Only lines holding the word "признать" should be copied from the material.

━━━━━━━━━━

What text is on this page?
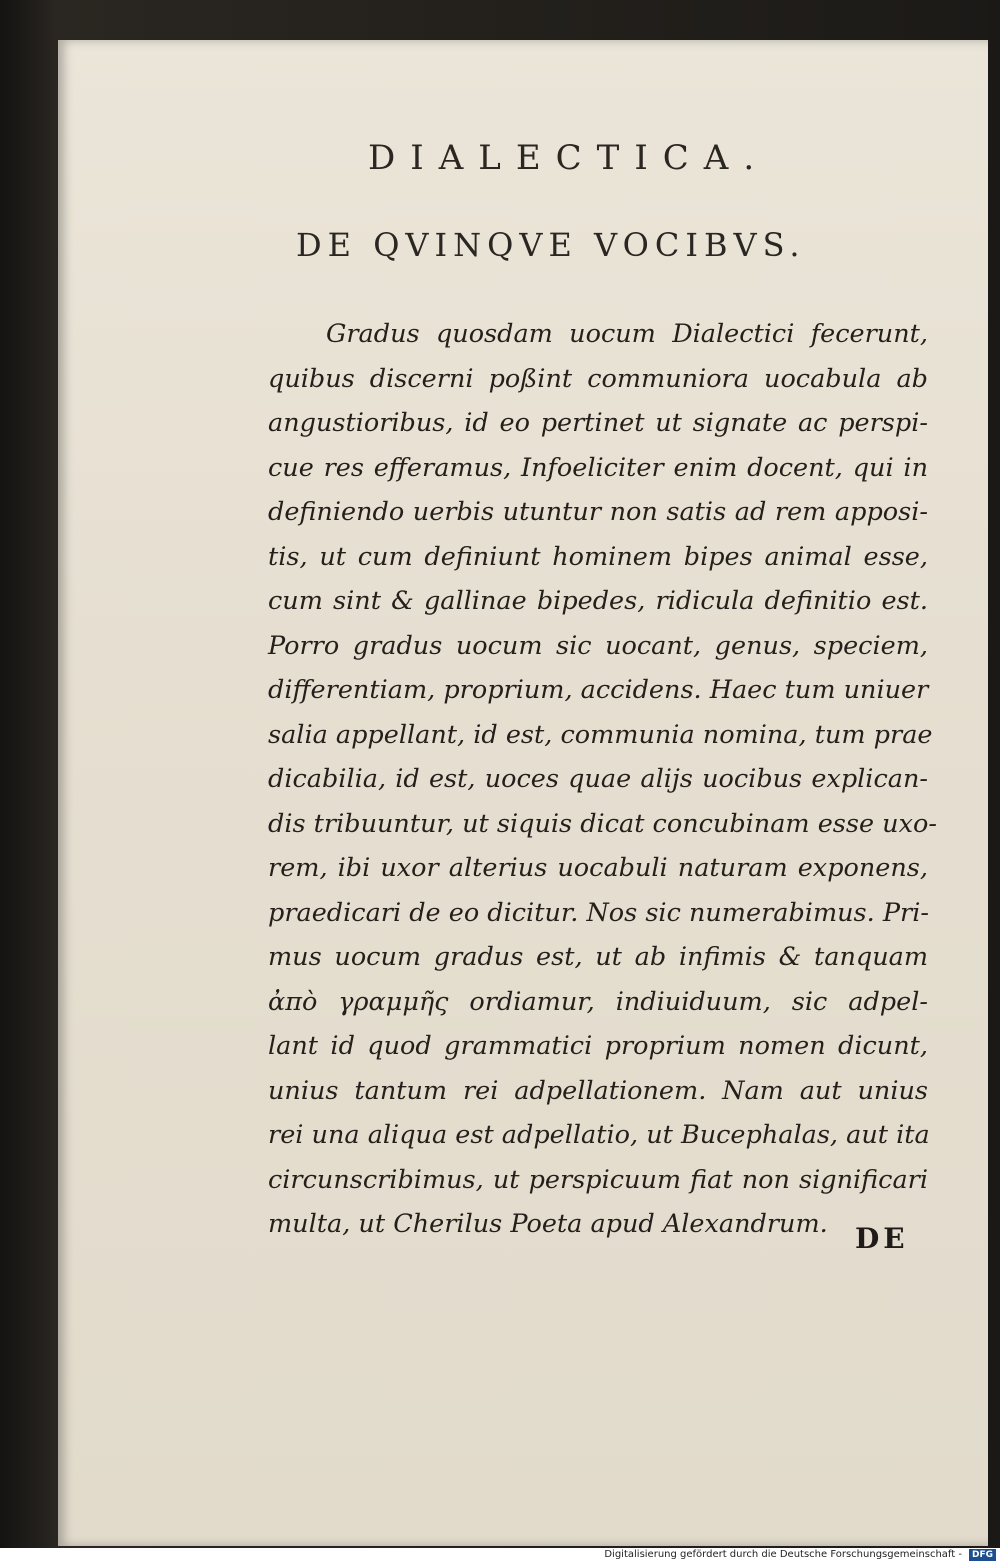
DIALECTICA.
DE QVINQVE VOCIBVS.
Gradus quosdam uocum Dialectici fecerunt,
quibus discerni poßint communiora uocabula ab
angustioribus, id eo pertinet ut signate ac perspi-
cue res efferamus, Infoeliciter enim docent, qui in
definiendo uerbis utuntur non satis ad rem apposi-
tis, ut cum definiunt hominem bipes animal esse,
cum sint & gallinae bipedes, ridicula definitio est.
Porro gradus uocum sic uocant, genus, speciem,
differentiam, proprium, accidens. Haec tum uniuer
salia appellant, id est, communia nomina, tum prae
dicabilia, id est, uoces quae alijs uocibus explican-
dis tribuuntur, ut siquis dicat concubinam esse uxo-
rem, ibi uxor alterius uocabuli naturam exponens,
praedicari de eo dicitur. Nos sic numerabimus. Pri-
mus uocum gradus est, ut ab infimis & tanquam
ἀπὸ γραμμῆς ordiamur, indiuiduum, sic adpel-
lant id quod grammatici proprium nomen dicunt,
unius tantum rei adpellationem. Nam aut unius
rei una aliqua est adpellatio, ut Bucephalas, aut ita
circunscribimus, ut perspicuum fiat non significari
multa, ut Cherilus Poeta apud Alexandrum. DE
Digitalisierung gefördert durch die Deutsche Forschungsgemeinschaft -	DFG
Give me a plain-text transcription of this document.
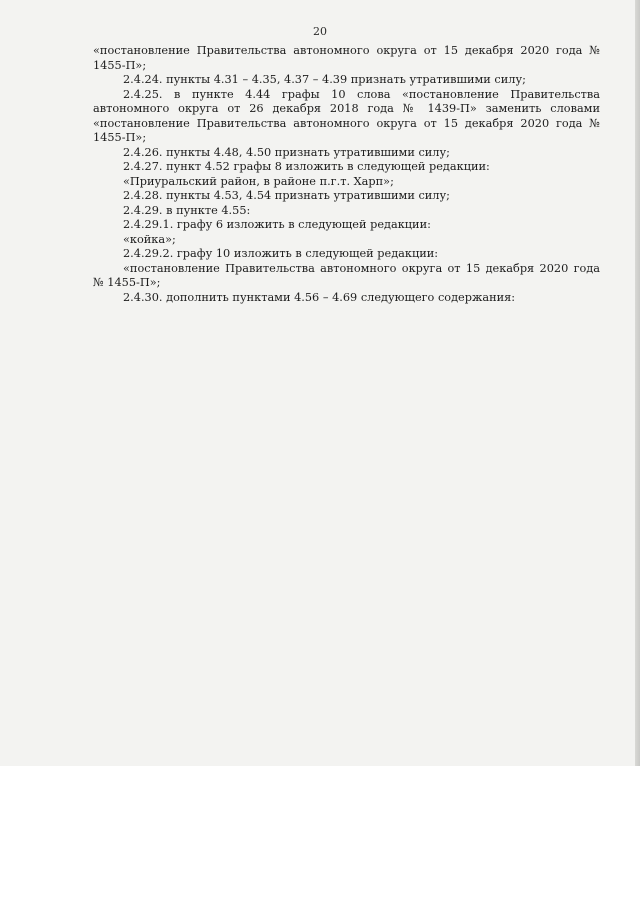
20

«постановление Правительства автономного округа от 15 декабря 2020 года № 1455-П»;

2.4.24. пункты 4.31 – 4.35, 4.37 – 4.39 признать утратившими силу;

2.4.25. в пункте 4.44 графы 10 слова «постановление Правительства автономного округа от 26 декабря 2018 года № 1439-П» заменить словами «постановление Правительства автономного округа от 15 декабря 2020 года № 1455-П»;

2.4.26. пункты 4.48, 4.50 признать утратившими силу;

2.4.27. пункт 4.52 графы 8 изложить в следующей редакции:

«Приуральский район, в районе п.г.т. Харп»;

2.4.28. пункты 4.53, 4.54 признать утратившими силу;

2.4.29. в пункте 4.55:

2.4.29.1. графу 6 изложить в следующей редакции:

«койка»;

2.4.29.2. графу 10 изложить в следующей редакции:

«постановление Правительства автономного округа от 15 декабря 2020 года № 1455-П»;

2.4.30. дополнить пунктами 4.56 – 4.69 следующего содержания:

━━━━━━━━━━

Response for this exercise:
2.4.24. пункты 4.31 – 4.35, 4.37 – 4.39 признать утратившими силу;
2.4.26. пункты 4.48, 4.50 признать утратившими силу;
2.4.28. пункты 4.53, 4.54 признать утратившими силу;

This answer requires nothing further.